◆ **Your goal**
Below are records; count the lines in them that hold "color" and give only the count.
== Input rows ==
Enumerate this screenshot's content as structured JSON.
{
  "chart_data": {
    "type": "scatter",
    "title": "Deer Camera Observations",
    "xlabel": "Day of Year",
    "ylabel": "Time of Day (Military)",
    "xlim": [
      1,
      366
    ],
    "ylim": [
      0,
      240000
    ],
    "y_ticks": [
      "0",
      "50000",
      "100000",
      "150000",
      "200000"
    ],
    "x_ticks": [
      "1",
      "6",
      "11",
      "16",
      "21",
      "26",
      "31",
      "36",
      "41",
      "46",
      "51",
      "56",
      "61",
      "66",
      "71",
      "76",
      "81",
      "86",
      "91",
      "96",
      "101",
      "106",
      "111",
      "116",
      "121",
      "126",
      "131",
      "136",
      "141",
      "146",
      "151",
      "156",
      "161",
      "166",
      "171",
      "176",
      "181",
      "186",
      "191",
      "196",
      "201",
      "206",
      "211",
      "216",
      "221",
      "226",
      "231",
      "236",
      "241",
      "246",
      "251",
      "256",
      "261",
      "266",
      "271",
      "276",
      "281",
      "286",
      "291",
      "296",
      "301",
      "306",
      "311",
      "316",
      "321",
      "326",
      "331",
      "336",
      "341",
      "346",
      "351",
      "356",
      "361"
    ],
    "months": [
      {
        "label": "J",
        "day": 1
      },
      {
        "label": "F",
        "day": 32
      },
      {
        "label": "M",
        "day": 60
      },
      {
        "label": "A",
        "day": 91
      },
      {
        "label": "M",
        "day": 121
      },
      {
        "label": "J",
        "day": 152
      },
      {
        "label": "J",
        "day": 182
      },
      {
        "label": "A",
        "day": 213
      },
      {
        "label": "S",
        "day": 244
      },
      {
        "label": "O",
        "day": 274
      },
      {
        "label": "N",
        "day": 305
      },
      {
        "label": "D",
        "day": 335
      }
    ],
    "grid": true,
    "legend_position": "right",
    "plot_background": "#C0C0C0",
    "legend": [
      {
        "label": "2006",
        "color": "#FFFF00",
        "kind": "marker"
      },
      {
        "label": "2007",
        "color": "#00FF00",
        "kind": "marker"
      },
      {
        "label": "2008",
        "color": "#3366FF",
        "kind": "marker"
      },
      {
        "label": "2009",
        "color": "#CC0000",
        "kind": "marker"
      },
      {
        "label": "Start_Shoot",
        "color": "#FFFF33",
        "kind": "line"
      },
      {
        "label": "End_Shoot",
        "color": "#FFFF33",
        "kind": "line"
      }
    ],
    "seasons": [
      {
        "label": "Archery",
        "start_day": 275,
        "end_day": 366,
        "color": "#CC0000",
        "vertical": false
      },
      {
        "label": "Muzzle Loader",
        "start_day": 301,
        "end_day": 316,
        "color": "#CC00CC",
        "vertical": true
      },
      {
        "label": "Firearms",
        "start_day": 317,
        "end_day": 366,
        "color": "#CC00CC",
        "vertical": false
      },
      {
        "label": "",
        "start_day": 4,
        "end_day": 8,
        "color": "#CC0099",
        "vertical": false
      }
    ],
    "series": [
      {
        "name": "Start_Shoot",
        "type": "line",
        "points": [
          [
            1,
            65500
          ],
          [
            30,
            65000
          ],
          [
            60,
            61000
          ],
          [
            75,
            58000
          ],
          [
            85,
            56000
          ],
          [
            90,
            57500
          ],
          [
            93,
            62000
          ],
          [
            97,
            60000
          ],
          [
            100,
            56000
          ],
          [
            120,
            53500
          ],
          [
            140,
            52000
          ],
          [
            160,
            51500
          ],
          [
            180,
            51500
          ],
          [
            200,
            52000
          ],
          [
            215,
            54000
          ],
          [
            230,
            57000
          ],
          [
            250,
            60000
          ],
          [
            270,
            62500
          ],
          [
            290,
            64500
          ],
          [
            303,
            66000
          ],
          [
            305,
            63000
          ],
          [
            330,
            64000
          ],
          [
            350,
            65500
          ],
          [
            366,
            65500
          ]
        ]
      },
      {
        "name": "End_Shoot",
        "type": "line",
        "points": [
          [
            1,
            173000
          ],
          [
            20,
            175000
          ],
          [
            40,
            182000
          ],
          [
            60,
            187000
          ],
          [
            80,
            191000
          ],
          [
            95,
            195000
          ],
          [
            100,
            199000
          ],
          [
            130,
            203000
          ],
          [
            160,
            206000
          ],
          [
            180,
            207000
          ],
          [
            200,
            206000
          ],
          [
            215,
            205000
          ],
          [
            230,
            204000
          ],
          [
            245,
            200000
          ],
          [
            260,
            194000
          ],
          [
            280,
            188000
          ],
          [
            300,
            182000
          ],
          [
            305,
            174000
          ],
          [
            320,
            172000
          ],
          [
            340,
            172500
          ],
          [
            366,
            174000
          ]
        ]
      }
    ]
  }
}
===
◆ **Written answer**
10